# Instruction
Will you write out all the entries below exactly?

# Data entries for graphics
....

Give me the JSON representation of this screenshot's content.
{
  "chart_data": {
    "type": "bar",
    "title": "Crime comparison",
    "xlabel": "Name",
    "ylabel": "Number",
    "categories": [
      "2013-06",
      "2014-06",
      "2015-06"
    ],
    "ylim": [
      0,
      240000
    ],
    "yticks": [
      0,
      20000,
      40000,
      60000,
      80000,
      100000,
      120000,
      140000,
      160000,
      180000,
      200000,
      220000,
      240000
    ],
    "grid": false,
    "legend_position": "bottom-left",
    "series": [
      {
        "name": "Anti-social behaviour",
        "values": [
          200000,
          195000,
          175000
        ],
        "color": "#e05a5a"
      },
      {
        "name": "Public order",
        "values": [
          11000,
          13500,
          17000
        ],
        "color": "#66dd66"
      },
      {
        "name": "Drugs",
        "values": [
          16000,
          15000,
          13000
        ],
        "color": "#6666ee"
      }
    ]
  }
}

....

# Output of the task
Give me the JSON representation of this screenshot's content.
{
  "chart_data": {
    "type": "bar",
    "title": "Crime comparison",
    "xlabel": "Name",
    "ylabel": "Number",
    "categories": [
      "2013-06",
      "2014-06",
      "2015-06"
    ],
    "ylim": [
      0,
      240000
    ],
    "yticks": [
      0,
      20000,
      40000,
      60000,
      80000,
      100000,
      120000,
      140000,
      160000,
      180000,
      200000,
      220000,
      240000
    ],
    "grid": false,
    "legend_position": "bottom-left",
    "series": [
      {
        "name": "Anti-social behaviour",
        "values": [
          200000,
          195000,
          175000
        ],
        "color": "#e05a5a"
      },
      {
        "name": "Public order",
        "values": [
          11000,
          13500,
          17000
        ],
        "color": "#66dd66"
      },
      {
        "name": "Drugs",
        "values": [
          16000,
          15000,
          13000
        ],
        "color": "#6666ee"
      }
    ]
  }
}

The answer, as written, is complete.